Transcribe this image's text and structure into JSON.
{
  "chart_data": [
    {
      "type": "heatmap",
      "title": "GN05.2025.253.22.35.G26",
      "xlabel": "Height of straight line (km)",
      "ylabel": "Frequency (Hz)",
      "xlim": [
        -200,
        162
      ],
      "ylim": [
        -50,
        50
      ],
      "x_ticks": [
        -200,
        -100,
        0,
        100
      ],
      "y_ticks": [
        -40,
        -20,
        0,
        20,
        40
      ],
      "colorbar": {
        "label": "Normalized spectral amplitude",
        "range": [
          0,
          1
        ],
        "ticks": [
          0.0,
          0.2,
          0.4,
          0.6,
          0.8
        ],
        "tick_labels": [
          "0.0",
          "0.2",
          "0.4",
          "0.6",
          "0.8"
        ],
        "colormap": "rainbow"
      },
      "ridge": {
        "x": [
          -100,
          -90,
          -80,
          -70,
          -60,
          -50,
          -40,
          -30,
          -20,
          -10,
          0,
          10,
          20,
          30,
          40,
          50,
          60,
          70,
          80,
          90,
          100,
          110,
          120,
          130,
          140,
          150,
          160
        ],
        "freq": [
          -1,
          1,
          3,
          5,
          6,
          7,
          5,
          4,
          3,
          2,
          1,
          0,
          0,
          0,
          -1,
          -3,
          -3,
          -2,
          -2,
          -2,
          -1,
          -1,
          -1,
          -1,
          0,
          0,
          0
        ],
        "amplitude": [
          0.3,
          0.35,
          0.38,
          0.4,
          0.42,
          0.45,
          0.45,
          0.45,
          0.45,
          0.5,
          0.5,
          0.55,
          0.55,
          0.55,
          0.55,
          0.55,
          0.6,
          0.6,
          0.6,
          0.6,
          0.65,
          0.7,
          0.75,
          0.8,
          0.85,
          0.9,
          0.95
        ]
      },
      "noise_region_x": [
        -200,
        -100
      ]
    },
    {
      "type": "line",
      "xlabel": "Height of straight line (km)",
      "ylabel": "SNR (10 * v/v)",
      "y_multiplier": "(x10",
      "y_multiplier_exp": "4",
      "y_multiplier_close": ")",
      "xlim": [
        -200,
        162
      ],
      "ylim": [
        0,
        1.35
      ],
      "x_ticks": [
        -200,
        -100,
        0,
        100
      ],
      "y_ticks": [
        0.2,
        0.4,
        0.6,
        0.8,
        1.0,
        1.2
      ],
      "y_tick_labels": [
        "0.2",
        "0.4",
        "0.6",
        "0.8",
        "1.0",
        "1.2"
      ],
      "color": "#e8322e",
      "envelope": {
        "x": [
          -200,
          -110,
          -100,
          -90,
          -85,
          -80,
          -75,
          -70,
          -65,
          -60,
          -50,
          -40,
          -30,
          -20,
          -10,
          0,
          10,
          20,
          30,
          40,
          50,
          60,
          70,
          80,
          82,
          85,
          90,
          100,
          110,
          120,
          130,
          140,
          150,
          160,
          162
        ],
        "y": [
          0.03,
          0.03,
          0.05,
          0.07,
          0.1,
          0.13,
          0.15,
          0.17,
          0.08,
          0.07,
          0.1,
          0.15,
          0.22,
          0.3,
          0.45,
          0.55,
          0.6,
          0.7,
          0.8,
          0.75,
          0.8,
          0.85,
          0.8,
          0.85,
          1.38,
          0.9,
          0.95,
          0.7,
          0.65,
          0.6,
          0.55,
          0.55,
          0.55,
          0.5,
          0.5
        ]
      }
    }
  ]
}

**DIRECTION**. Reproduce the entries above in full by retyping them exactly.

**COMPLETE ANSWER**.
Transcribe this image's text and structure into JSON.
{
  "chart_data": [
    {
      "type": "heatmap",
      "title": "GN05.2025.253.22.35.G26",
      "xlabel": "Height of straight line (km)",
      "ylabel": "Frequency (Hz)",
      "xlim": [
        -200,
        162
      ],
      "ylim": [
        -50,
        50
      ],
      "x_ticks": [
        -200,
        -100,
        0,
        100
      ],
      "y_ticks": [
        -40,
        -20,
        0,
        20,
        40
      ],
      "colorbar": {
        "label": "Normalized spectral amplitude",
        "range": [
          0,
          1
        ],
        "ticks": [
          0.0,
          0.2,
          0.4,
          0.6,
          0.8
        ],
        "tick_labels": [
          "0.0",
          "0.2",
          "0.4",
          "0.6",
          "0.8"
        ],
        "colormap": "rainbow"
      },
      "ridge": {
        "x": [
          -100,
          -90,
          -80,
          -70,
          -60,
          -50,
          -40,
          -30,
          -20,
          -10,
          0,
          10,
          20,
          30,
          40,
          50,
          60,
          70,
          80,
          90,
          100,
          110,
          120,
          130,
          140,
          150,
          160
        ],
        "freq": [
          -1,
          1,
          3,
          5,
          6,
          7,
          5,
          4,
          3,
          2,
          1,
          0,
          0,
          0,
          -1,
          -3,
          -3,
          -2,
          -2,
          -2,
          -1,
          -1,
          -1,
          -1,
          0,
          0,
          0
        ],
        "amplitude": [
          0.3,
          0.35,
          0.38,
          0.4,
          0.42,
          0.45,
          0.45,
          0.45,
          0.45,
          0.5,
          0.5,
          0.55,
          0.55,
          0.55,
          0.55,
          0.55,
          0.6,
          0.6,
          0.6,
          0.6,
          0.65,
          0.7,
          0.75,
          0.8,
          0.85,
          0.9,
          0.95
        ]
      },
      "noise_region_x": [
        -200,
        -100
      ]
    },
    {
      "type": "line",
      "xlabel": "Height of straight line (km)",
      "ylabel": "SNR (10 * v/v)",
      "y_multiplier": "(x10",
      "y_multiplier_exp": "4",
      "y_multiplier_close": ")",
      "xlim": [
        -200,
        162
      ],
      "ylim": [
        0,
        1.35
      ],
      "x_ticks": [
        -200,
        -100,
        0,
        100
      ],
      "y_ticks": [
        0.2,
        0.4,
        0.6,
        0.8,
        1.0,
        1.2
      ],
      "y_tick_labels": [
        "0.2",
        "0.4",
        "0.6",
        "0.8",
        "1.0",
        "1.2"
      ],
      "color": "#e8322e",
      "envelope": {
        "x": [
          -200,
          -110,
          -100,
          -90,
          -85,
          -80,
          -75,
          -70,
          -65,
          -60,
          -50,
          -40,
          -30,
          -20,
          -10,
          0,
          10,
          20,
          30,
          40,
          50,
          60,
          70,
          80,
          82,
          85,
          90,
          100,
          110,
          120,
          130,
          140,
          150,
          160,
          162
        ],
        "y": [
          0.03,
          0.03,
          0.05,
          0.07,
          0.1,
          0.13,
          0.15,
          0.17,
          0.08,
          0.07,
          0.1,
          0.15,
          0.22,
          0.3,
          0.45,
          0.55,
          0.6,
          0.7,
          0.8,
          0.75,
          0.8,
          0.85,
          0.8,
          0.85,
          1.38,
          0.9,
          0.95,
          0.7,
          0.65,
          0.6,
          0.55,
          0.55,
          0.55,
          0.5,
          0.5
        ]
      }
    }
  ]
}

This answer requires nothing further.